### Written problem
Check each line of the listing below for the word "xiān" and say how many lines have it. Nothing else should be written.

### Data listing
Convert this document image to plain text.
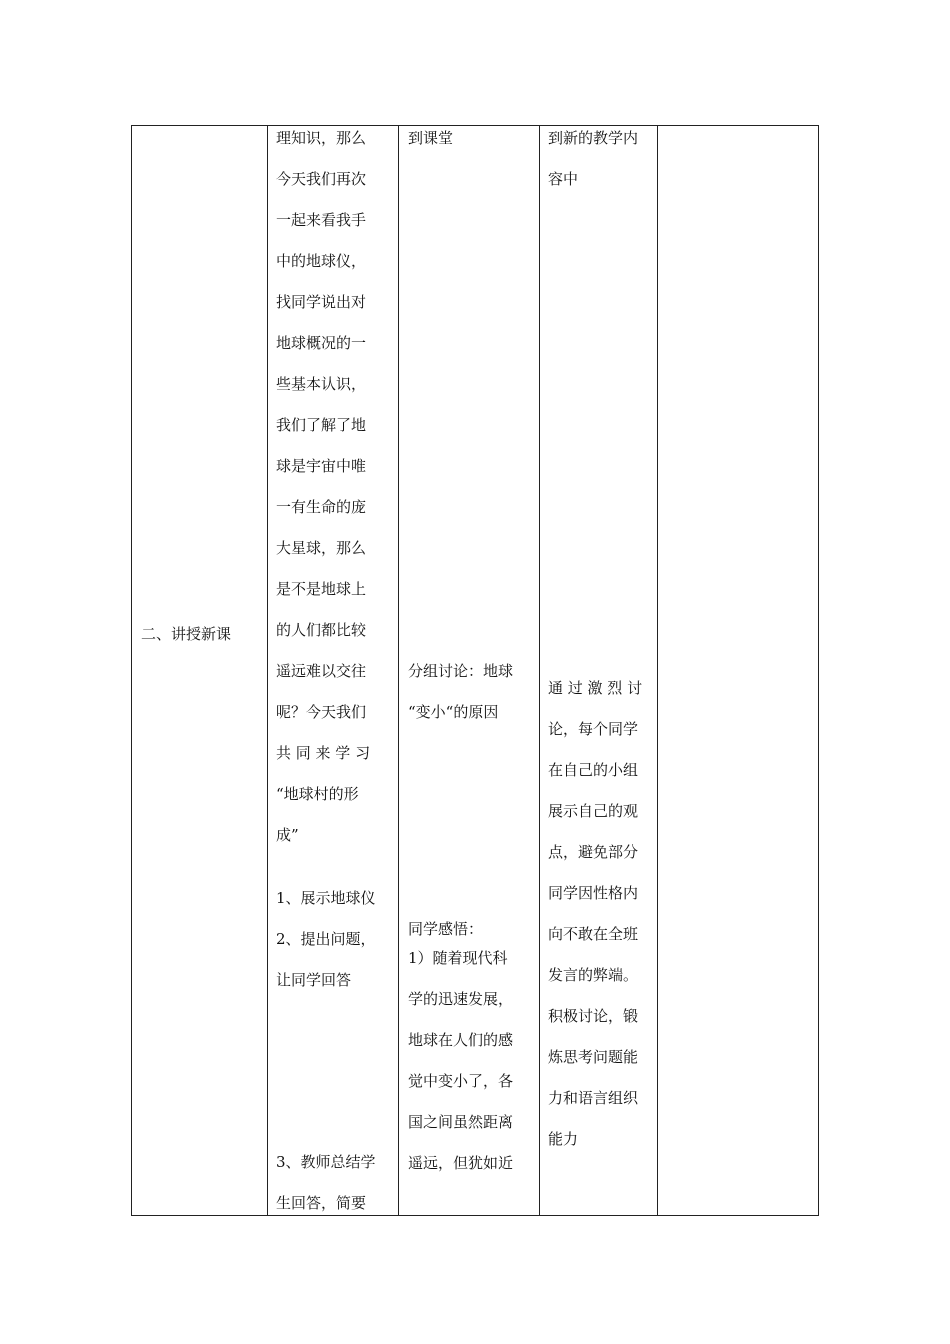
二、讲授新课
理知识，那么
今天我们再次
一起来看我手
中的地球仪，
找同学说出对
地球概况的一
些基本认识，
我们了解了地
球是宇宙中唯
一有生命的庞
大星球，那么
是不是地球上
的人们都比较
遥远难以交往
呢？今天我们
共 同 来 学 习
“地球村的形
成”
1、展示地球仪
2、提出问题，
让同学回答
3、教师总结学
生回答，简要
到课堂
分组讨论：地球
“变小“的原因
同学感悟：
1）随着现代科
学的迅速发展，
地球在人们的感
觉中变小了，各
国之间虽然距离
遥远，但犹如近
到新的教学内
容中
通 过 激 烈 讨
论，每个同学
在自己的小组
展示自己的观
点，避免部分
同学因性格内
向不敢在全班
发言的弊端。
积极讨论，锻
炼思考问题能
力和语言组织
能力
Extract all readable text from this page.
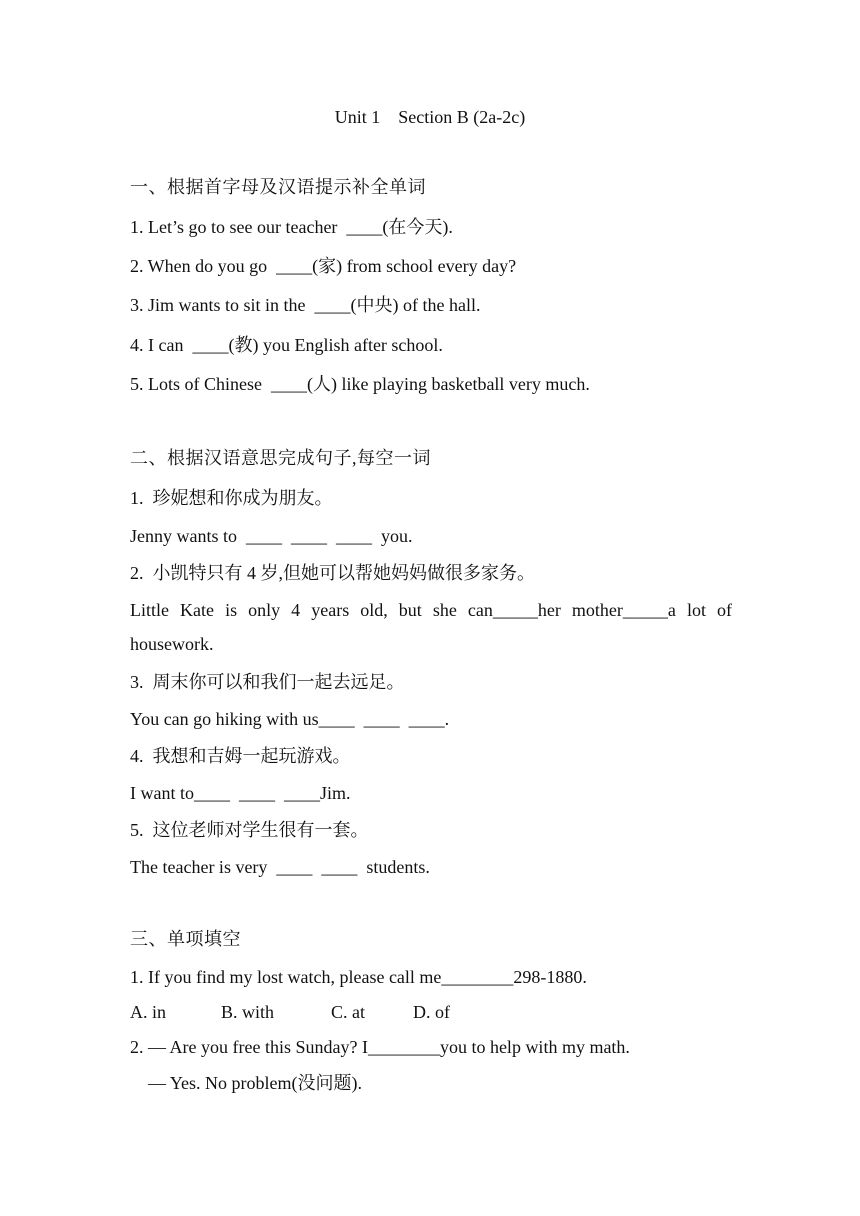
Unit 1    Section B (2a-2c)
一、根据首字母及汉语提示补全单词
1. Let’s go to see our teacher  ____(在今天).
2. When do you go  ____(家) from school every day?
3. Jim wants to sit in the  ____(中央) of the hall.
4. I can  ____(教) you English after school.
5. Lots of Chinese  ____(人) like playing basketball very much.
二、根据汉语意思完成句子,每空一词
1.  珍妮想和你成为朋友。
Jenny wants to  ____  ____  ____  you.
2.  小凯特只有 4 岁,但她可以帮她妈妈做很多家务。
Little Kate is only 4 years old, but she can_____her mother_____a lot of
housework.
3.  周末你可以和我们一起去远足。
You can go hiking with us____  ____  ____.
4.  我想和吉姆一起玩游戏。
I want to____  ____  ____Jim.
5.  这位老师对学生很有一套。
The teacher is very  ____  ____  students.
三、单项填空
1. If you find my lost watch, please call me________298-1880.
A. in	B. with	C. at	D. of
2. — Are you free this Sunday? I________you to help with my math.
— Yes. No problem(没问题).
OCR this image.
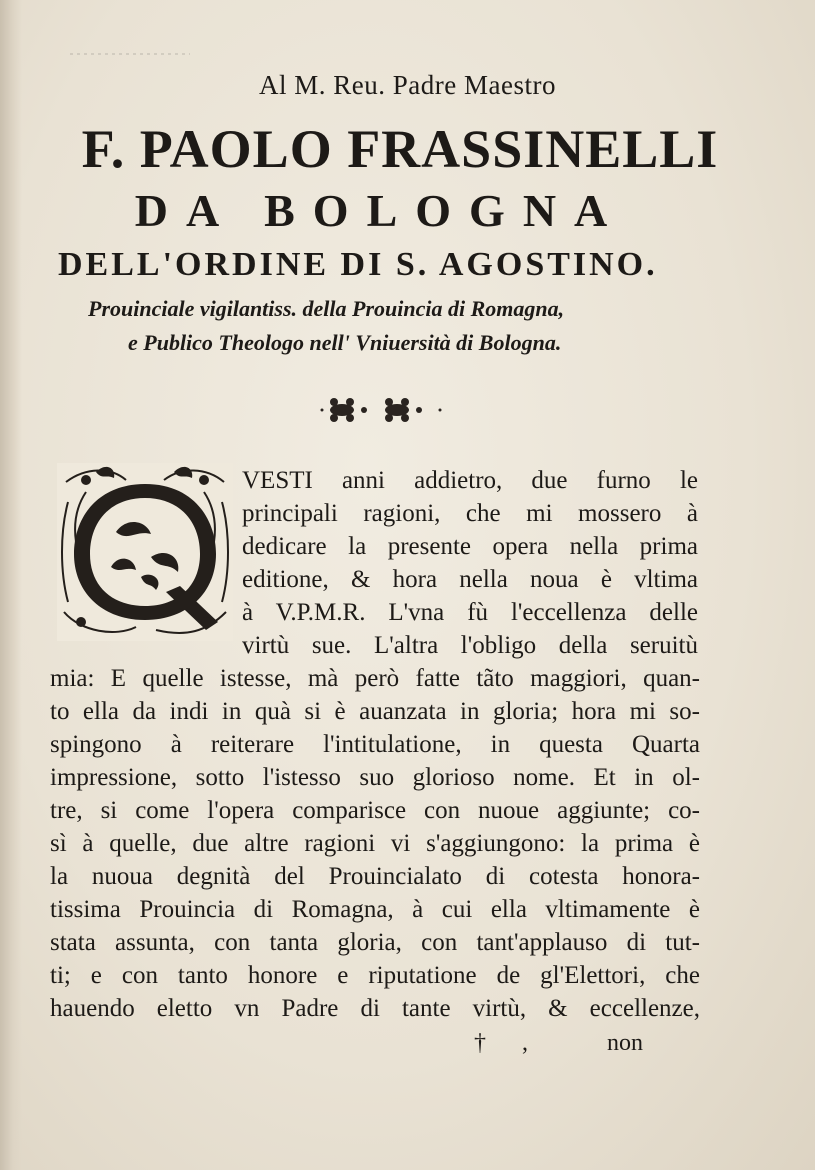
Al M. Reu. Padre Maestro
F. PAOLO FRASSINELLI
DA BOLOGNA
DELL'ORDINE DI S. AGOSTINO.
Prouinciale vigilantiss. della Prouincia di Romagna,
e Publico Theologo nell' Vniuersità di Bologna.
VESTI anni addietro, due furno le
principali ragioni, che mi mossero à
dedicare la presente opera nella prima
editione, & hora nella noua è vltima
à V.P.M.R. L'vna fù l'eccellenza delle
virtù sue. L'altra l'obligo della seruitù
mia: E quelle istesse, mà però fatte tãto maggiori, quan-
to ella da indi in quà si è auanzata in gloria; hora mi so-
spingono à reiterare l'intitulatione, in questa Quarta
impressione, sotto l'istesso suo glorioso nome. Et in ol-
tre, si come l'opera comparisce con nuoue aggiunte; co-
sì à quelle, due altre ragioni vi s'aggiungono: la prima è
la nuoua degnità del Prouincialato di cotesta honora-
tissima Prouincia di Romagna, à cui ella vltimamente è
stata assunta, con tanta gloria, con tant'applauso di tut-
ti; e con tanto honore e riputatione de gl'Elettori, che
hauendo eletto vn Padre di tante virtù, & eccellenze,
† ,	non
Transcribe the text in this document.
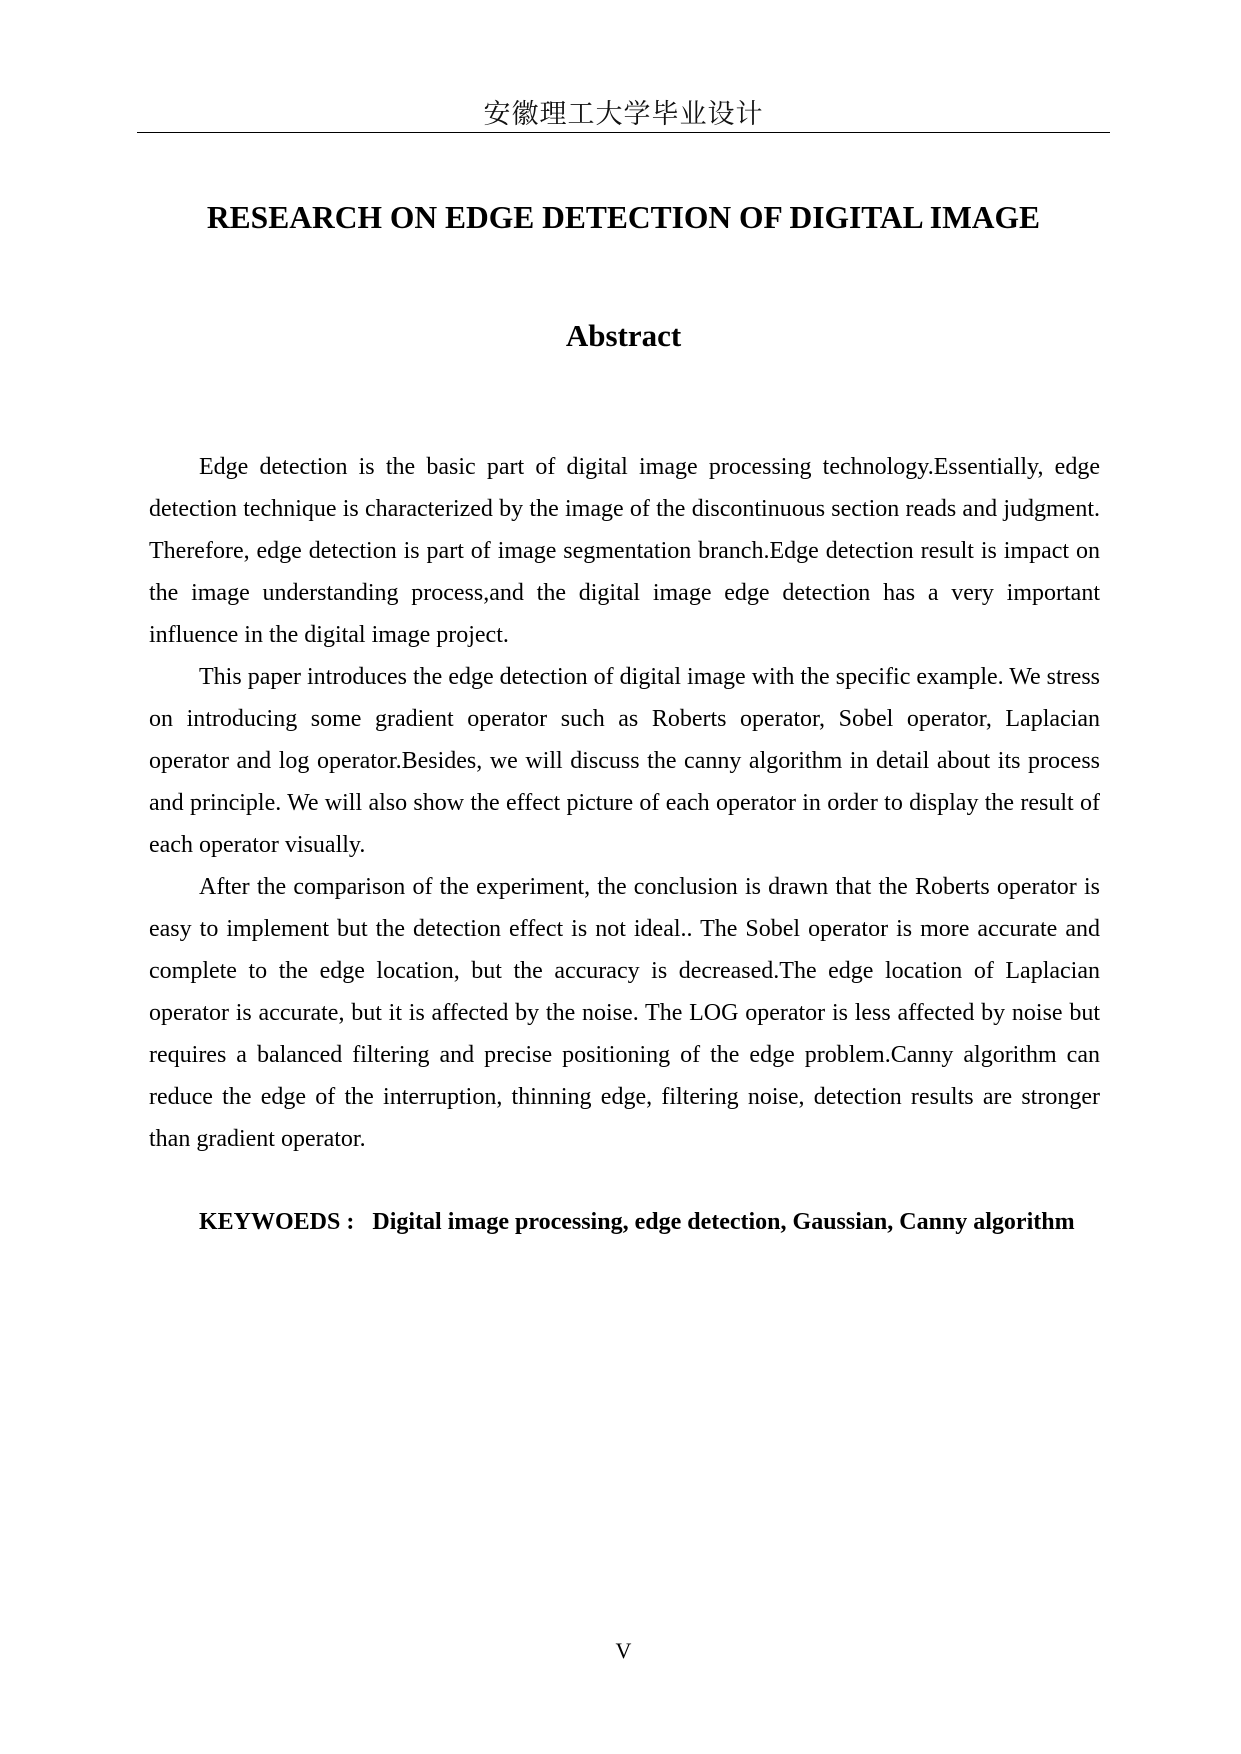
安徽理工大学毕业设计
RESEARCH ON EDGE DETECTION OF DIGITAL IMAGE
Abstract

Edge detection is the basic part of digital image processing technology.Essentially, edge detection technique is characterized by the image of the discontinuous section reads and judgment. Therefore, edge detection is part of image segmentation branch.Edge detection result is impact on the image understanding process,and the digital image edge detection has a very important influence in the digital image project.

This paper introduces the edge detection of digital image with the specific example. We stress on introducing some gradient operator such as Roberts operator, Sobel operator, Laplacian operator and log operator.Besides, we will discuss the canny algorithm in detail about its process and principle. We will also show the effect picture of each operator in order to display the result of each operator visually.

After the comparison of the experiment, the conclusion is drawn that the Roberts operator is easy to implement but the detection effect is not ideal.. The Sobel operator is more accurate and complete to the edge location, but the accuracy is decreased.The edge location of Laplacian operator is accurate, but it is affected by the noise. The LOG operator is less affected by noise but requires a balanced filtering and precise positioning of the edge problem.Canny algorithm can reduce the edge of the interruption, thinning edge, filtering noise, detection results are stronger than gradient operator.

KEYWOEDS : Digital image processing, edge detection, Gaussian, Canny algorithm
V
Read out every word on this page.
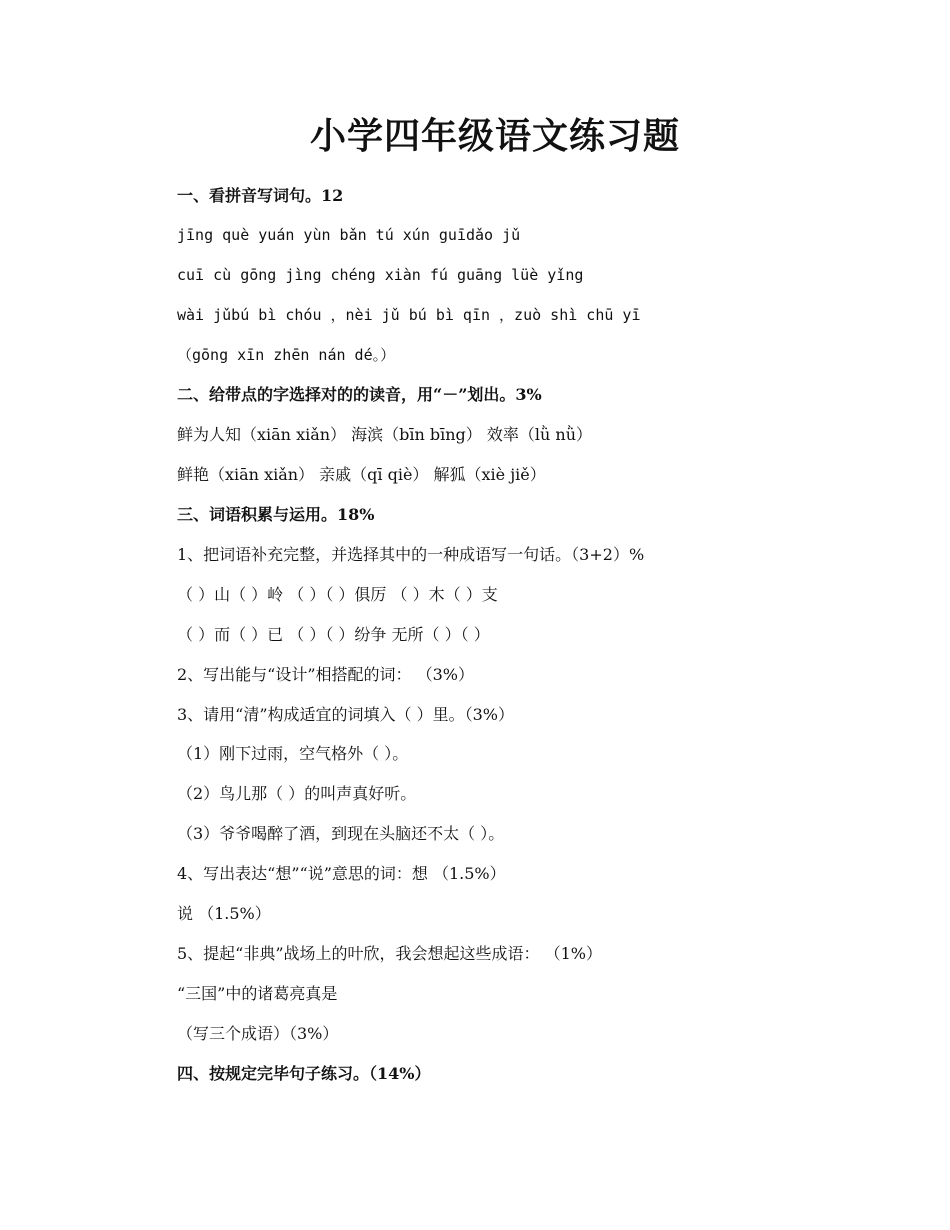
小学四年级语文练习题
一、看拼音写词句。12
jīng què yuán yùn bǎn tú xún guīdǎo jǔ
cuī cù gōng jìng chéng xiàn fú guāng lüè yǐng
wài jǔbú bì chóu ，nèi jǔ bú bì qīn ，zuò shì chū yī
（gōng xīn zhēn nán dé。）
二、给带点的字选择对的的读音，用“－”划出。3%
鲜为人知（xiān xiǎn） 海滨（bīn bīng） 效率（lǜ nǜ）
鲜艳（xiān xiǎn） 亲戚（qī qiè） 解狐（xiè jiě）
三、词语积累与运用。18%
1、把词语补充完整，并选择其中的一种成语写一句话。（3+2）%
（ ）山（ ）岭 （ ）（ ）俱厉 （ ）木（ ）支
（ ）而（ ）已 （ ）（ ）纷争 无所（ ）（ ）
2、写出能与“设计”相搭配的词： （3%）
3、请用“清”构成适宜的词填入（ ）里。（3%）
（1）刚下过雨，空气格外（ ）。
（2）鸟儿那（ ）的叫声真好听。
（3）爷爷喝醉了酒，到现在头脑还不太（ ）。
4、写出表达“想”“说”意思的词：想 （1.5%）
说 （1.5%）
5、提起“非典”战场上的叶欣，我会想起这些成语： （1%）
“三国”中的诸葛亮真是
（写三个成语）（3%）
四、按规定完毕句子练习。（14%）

### Solution to the exercise
2